__Written exercise__:
Repeat the rows from the line containing "x-axis-label: Cover Crop (681, 611, 776, 631)" through the line containing "y-tick-label: 2 (266, 477, 276, 495)", copying each one unchanged.

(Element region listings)
▼

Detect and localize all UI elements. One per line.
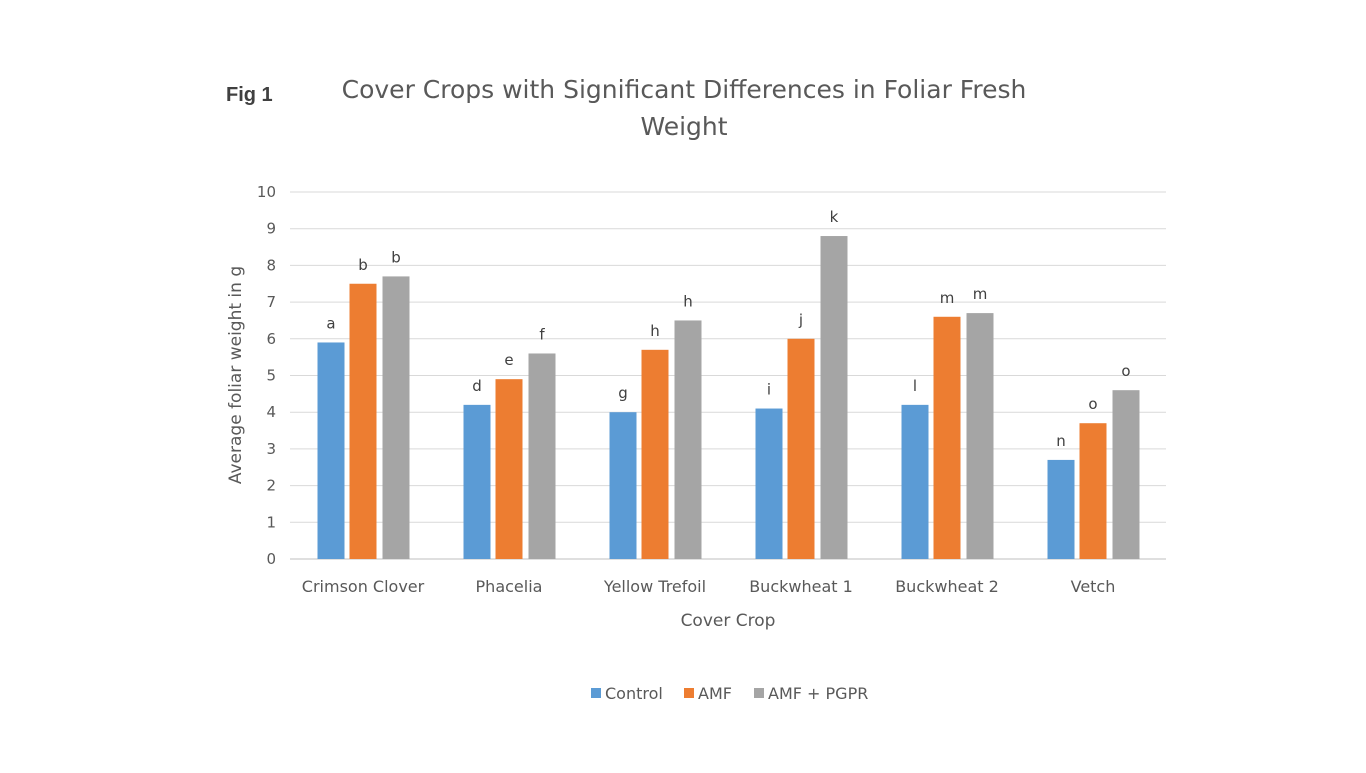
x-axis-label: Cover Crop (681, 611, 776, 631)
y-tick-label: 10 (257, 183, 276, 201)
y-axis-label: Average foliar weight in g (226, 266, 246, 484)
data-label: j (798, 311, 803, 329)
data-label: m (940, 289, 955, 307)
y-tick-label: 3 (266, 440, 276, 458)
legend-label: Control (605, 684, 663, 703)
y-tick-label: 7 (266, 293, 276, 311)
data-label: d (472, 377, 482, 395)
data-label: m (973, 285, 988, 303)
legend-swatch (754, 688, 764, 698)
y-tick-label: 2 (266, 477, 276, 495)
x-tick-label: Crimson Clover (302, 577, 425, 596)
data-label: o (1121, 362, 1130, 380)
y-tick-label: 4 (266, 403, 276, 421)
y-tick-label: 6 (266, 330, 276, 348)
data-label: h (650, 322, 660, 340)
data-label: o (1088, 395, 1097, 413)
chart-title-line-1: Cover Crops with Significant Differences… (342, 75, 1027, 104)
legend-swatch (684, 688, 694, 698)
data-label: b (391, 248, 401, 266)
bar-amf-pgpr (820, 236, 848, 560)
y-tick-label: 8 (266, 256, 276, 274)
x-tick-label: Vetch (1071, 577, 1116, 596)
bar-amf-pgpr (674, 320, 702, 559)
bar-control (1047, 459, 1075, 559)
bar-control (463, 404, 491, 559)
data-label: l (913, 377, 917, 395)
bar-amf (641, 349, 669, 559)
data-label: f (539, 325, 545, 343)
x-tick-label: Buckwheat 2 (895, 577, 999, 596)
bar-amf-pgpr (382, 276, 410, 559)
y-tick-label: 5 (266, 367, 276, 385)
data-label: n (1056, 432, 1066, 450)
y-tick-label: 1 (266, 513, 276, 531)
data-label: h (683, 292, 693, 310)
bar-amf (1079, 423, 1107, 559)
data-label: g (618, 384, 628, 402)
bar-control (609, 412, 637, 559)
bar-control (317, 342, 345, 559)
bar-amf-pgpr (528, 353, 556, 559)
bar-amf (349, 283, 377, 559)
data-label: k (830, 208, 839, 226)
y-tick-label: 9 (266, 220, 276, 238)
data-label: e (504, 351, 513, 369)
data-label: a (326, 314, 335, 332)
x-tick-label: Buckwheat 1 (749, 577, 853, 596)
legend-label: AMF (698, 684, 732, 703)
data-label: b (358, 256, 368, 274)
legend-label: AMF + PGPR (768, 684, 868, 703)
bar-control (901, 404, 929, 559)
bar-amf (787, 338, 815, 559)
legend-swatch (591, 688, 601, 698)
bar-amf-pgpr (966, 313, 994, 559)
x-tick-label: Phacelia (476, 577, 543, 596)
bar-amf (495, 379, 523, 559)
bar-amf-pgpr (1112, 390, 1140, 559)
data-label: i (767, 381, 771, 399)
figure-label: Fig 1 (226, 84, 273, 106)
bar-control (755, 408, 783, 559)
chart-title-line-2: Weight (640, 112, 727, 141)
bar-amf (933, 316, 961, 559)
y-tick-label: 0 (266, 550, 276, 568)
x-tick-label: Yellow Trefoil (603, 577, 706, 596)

▲
▼

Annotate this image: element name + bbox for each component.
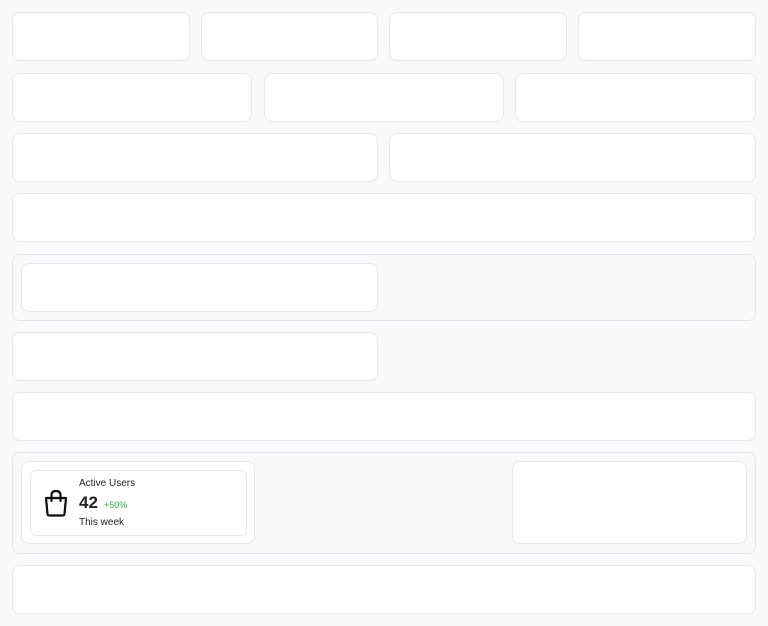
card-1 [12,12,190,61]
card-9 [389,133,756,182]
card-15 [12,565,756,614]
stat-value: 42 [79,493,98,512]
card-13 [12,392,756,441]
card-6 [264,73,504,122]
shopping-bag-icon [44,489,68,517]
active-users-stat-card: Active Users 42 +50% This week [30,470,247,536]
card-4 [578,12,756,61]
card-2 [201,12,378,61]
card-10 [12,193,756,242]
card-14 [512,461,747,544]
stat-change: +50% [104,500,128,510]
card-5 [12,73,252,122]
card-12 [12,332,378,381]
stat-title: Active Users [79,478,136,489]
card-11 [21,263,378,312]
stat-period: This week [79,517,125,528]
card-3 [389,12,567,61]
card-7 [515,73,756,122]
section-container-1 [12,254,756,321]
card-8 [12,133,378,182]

▲

__The result__:
x-axis-label: Cover Crop (681, 611, 776, 631)
y-tick-label: 10 (257, 183, 276, 201)
y-axis-label: Average foliar weight in g (226, 266, 246, 484)
data-label: j (798, 311, 803, 329)
data-label: m (940, 289, 955, 307)
y-tick-label: 3 (266, 440, 276, 458)
legend-label: Control (605, 684, 663, 703)
y-tick-label: 7 (266, 293, 276, 311)
data-label: d (472, 377, 482, 395)
data-label: m (973, 285, 988, 303)
legend-swatch (754, 688, 764, 698)
y-tick-label: 2 (266, 477, 276, 495)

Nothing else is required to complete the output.